Aim of the exercise: Work out the number of lines containing "image". Give that number alone.

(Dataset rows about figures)
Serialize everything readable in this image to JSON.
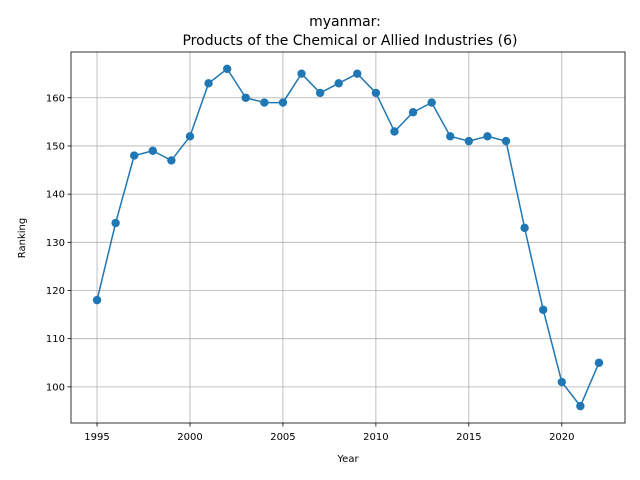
{
  "chart_data": {
    "type": "line",
    "title": "myanmar:",
    "subtitle": "Products of the Chemical or Allied Industries (6)",
    "xlabel": "Year",
    "ylabel": "Ranking",
    "xlim": [
      1993.6,
      2023.4
    ],
    "ylim": [
      92.5,
      169.5
    ],
    "xticks": [
      1995,
      2000,
      2005,
      2010,
      2015,
      2020
    ],
    "yticks": [
      100,
      110,
      120,
      130,
      140,
      150,
      160
    ],
    "grid": true,
    "color": "#1f77b4",
    "series": [
      {
        "x": [
          1995,
          1996,
          1997,
          1998,
          1999,
          2000,
          2001,
          2002,
          2003,
          2004,
          2005,
          2006,
          2007,
          2008,
          2009,
          2010,
          2011,
          2012,
          2013,
          2014,
          2015,
          2016,
          2017,
          2018,
          2019,
          2020,
          2021,
          2022
        ],
        "values": [
          118,
          134,
          148,
          149,
          147,
          152,
          163,
          166,
          160,
          159,
          159,
          165,
          161,
          163,
          165,
          161,
          153,
          157,
          159,
          152,
          151,
          152,
          151,
          133,
          116,
          101,
          96,
          105
        ]
      }
    ]
  }
}
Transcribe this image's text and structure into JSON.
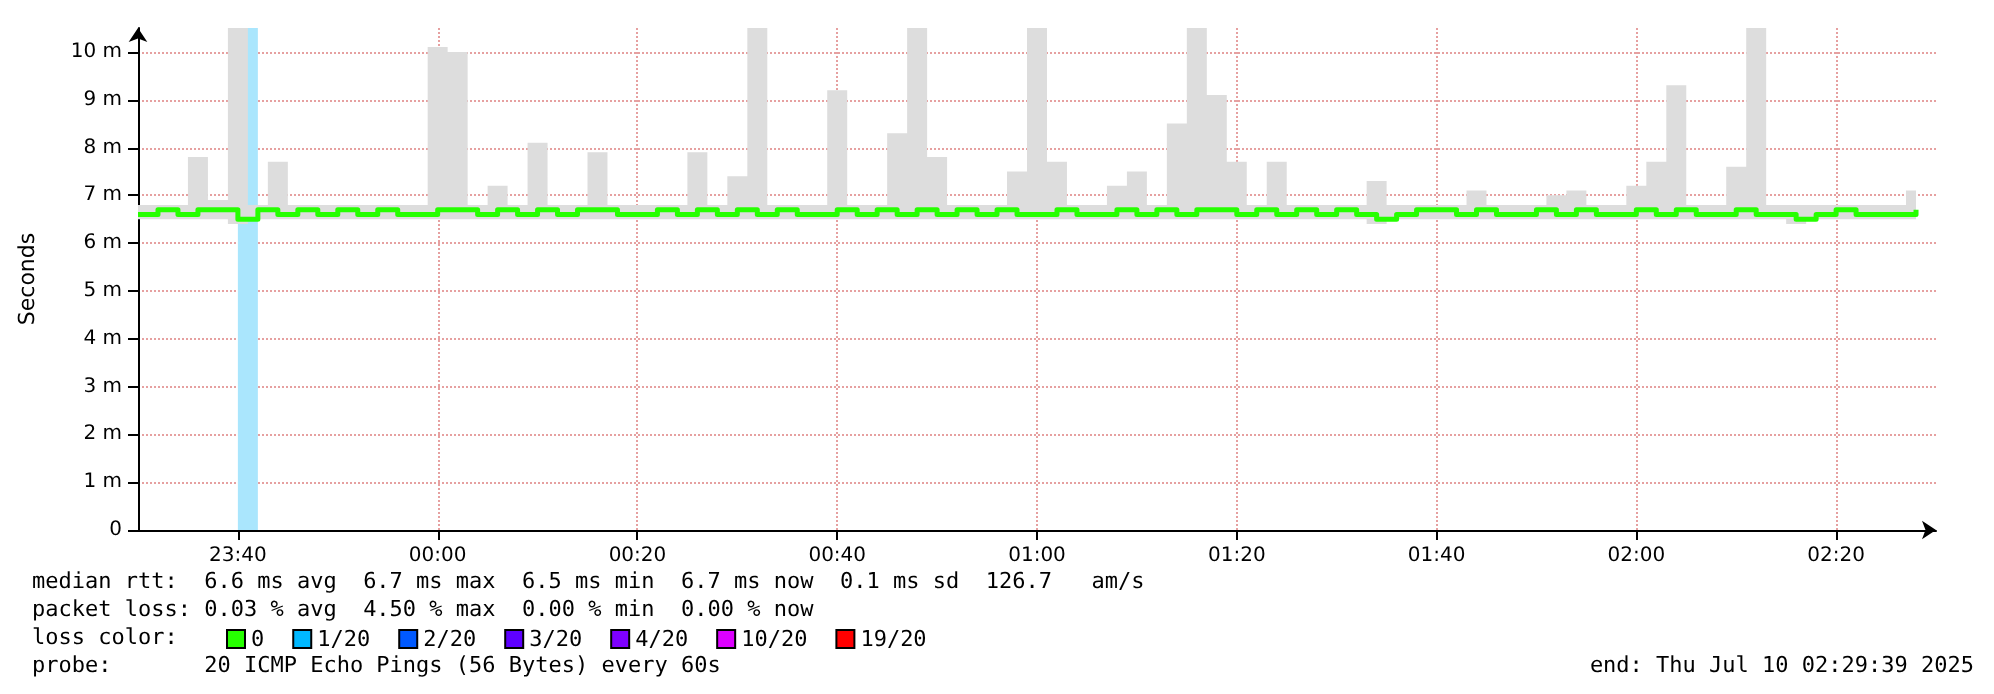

Exercise solution: 2